(Some records)
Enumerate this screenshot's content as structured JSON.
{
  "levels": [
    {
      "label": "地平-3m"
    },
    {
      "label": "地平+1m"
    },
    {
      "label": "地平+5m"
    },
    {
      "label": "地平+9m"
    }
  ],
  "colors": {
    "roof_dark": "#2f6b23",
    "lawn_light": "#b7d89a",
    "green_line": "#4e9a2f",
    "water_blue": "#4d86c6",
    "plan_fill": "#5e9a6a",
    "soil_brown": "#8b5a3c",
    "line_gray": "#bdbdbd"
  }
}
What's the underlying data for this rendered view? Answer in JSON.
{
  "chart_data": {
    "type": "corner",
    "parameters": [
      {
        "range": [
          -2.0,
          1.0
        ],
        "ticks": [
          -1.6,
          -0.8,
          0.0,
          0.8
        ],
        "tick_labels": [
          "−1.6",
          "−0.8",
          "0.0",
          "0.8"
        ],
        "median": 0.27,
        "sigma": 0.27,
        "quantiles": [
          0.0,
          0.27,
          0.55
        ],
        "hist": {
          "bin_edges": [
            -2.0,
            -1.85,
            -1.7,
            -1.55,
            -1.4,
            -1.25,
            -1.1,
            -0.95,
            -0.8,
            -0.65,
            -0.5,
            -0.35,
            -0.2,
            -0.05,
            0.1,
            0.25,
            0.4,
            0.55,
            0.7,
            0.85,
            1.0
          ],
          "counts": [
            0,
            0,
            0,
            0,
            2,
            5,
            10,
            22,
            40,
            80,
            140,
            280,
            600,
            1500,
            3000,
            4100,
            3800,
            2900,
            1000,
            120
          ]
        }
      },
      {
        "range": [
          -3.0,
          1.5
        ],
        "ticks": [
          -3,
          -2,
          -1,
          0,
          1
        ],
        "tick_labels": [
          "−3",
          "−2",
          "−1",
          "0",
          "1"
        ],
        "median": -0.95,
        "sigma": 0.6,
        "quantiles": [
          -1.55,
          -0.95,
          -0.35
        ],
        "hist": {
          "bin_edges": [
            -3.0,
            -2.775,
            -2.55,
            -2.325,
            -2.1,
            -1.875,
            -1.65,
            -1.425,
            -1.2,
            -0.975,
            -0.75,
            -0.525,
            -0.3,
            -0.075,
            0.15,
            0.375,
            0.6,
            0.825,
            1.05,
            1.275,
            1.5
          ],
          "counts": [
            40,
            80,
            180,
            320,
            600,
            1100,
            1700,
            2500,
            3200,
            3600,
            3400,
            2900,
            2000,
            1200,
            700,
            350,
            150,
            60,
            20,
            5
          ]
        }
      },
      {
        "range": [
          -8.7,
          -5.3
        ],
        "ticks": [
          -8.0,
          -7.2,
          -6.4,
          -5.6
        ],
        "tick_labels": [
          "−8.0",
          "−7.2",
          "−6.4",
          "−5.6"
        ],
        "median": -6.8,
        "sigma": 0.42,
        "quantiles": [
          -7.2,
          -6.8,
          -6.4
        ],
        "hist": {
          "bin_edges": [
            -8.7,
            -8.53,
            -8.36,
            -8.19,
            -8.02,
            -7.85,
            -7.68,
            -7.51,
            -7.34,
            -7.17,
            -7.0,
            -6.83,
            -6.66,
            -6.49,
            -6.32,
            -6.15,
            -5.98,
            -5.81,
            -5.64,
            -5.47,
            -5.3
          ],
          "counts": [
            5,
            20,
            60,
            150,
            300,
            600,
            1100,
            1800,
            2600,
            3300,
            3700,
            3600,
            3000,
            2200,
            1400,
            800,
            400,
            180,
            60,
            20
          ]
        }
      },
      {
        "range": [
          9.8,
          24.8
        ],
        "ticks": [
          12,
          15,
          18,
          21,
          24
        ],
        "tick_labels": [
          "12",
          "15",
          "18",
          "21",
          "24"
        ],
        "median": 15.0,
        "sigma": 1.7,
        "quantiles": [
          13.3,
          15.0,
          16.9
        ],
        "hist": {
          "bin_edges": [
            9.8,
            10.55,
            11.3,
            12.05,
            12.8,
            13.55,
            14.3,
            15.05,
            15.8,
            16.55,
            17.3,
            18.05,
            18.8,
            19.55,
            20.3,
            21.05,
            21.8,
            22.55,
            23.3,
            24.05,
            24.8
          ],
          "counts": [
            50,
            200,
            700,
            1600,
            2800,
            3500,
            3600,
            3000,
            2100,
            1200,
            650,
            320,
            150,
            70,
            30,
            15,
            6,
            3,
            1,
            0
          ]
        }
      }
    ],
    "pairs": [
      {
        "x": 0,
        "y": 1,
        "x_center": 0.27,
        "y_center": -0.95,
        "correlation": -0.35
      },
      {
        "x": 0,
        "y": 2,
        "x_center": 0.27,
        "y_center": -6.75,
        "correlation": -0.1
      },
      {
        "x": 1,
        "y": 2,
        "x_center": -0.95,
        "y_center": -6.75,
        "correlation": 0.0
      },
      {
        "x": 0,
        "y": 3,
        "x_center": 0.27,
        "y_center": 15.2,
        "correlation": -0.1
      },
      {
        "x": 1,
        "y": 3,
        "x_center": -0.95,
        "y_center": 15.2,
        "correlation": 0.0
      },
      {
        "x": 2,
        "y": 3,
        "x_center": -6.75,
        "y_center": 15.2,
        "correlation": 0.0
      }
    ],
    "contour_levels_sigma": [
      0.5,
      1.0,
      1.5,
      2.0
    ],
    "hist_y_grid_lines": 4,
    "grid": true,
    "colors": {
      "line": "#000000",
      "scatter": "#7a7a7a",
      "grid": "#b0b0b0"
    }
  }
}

■ **Aim of the exercise**:
Reproduce the entire listing word for word.

■ **Solution to this task**:
Enumerate this screenshot's content as structured JSON.
{
  "levels": [
    {
      "label": "地平-3m"
    },
    {
      "label": "地平+1m"
    },
    {
      "label": "地平+5m"
    },
    {
      "label": "地平+9m"
    }
  ],
  "colors": {
    "roof_dark": "#2f6b23",
    "lawn_light": "#b7d89a",
    "green_line": "#4e9a2f",
    "water_blue": "#4d86c6",
    "plan_fill": "#5e9a6a",
    "soil_brown": "#8b5a3c",
    "line_gray": "#bdbdbd"
  }
}
What's the underlying data for this rendered view? Answer in JSON.
{
  "chart_data": {
    "type": "corner",
    "parameters": [
      {
        "range": [
          -2.0,
          1.0
        ],
        "ticks": [
          -1.6,
          -0.8,
          0.0,
          0.8
        ],
        "tick_labels": [
          "−1.6",
          "−0.8",
          "0.0",
          "0.8"
        ],
        "median": 0.27,
        "sigma": 0.27,
        "quantiles": [
          0.0,
          0.27,
          0.55
        ],
        "hist": {
          "bin_edges": [
            -2.0,
            -1.85,
            -1.7,
            -1.55,
            -1.4,
            -1.25,
            -1.1,
            -0.95,
            -0.8,
            -0.65,
            -0.5,
            -0.35,
            -0.2,
            -0.05,
            0.1,
            0.25,
            0.4,
            0.55,
            0.7,
            0.85,
            1.0
          ],
          "counts": [
            0,
            0,
            0,
            0,
            2,
            5,
            10,
            22,
            40,
            80,
            140,
            280,
            600,
            1500,
            3000,
            4100,
            3800,
            2900,
            1000,
            120
          ]
        }
      },
      {
        "range": [
          -3.0,
          1.5
        ],
        "ticks": [
          -3,
          -2,
          -1,
          0,
          1
        ],
        "tick_labels": [
          "−3",
          "−2",
          "−1",
          "0",
          "1"
        ],
        "median": -0.95,
        "sigma": 0.6,
        "quantiles": [
          -1.55,
          -0.95,
          -0.35
        ],
        "hist": {
          "bin_edges": [
            -3.0,
            -2.775,
            -2.55,
            -2.325,
            -2.1,
            -1.875,
            -1.65,
            -1.425,
            -1.2,
            -0.975,
            -0.75,
            -0.525,
            -0.3,
            -0.075,
            0.15,
            0.375,
            0.6,
            0.825,
            1.05,
            1.275,
            1.5
          ],
          "counts": [
            40,
            80,
            180,
            320,
            600,
            1100,
            1700,
            2500,
            3200,
            3600,
            3400,
            2900,
            2000,
            1200,
            700,
            350,
            150,
            60,
            20,
            5
          ]
        }
      },
      {
        "range": [
          -8.7,
          -5.3
        ],
        "ticks": [
          -8.0,
          -7.2,
          -6.4,
          -5.6
        ],
        "tick_labels": [
          "−8.0",
          "−7.2",
          "−6.4",
          "−5.6"
        ],
        "median": -6.8,
        "sigma": 0.42,
        "quantiles": [
          -7.2,
          -6.8,
          -6.4
        ],
        "hist": {
          "bin_edges": [
            -8.7,
            -8.53,
            -8.36,
            -8.19,
            -8.02,
            -7.85,
            -7.68,
            -7.51,
            -7.34,
            -7.17,
            -7.0,
            -6.83,
            -6.66,
            -6.49,
            -6.32,
            -6.15,
            -5.98,
            -5.81,
            -5.64,
            -5.47,
            -5.3
          ],
          "counts": [
            5,
            20,
            60,
            150,
            300,
            600,
            1100,
            1800,
            2600,
            3300,
            3700,
            3600,
            3000,
            2200,
            1400,
            800,
            400,
            180,
            60,
            20
          ]
        }
      },
      {
        "range": [
          9.8,
          24.8
        ],
        "ticks": [
          12,
          15,
          18,
          21,
          24
        ],
        "tick_labels": [
          "12",
          "15",
          "18",
          "21",
          "24"
        ],
        "median": 15.0,
        "sigma": 1.7,
        "quantiles": [
          13.3,
          15.0,
          16.9
        ],
        "hist": {
          "bin_edges": [
            9.8,
            10.55,
            11.3,
            12.05,
            12.8,
            13.55,
            14.3,
            15.05,
            15.8,
            16.55,
            17.3,
            18.05,
            18.8,
            19.55,
            20.3,
            21.05,
            21.8,
            22.55,
            23.3,
            24.05,
            24.8
          ],
          "counts": [
            50,
            200,
            700,
            1600,
            2800,
            3500,
            3600,
            3000,
            2100,
            1200,
            650,
            320,
            150,
            70,
            30,
            15,
            6,
            3,
            1,
            0
          ]
        }
      }
    ],
    "pairs": [
      {
        "x": 0,
        "y": 1,
        "x_center": 0.27,
        "y_center": -0.95,
        "correlation": -0.35
      },
      {
        "x": 0,
        "y": 2,
        "x_center": 0.27,
        "y_center": -6.75,
        "correlation": -0.1
      },
      {
        "x": 1,
        "y": 2,
        "x_center": -0.95,
        "y_center": -6.75,
        "correlation": 0.0
      },
      {
        "x": 0,
        "y": 3,
        "x_center": 0.27,
        "y_center": 15.2,
        "correlation": -0.1
      },
      {
        "x": 1,
        "y": 3,
        "x_center": -0.95,
        "y_center": 15.2,
        "correlation": 0.0
      },
      {
        "x": 2,
        "y": 3,
        "x_center": -6.75,
        "y_center": 15.2,
        "correlation": 0.0
      }
    ],
    "contour_levels_sigma": [
      0.5,
      1.0,
      1.5,
      2.0
    ],
    "hist_y_grid_lines": 4,
    "grid": true,
    "colors": {
      "line": "#000000",
      "scatter": "#7a7a7a",
      "grid": "#b0b0b0"
    }
  }
}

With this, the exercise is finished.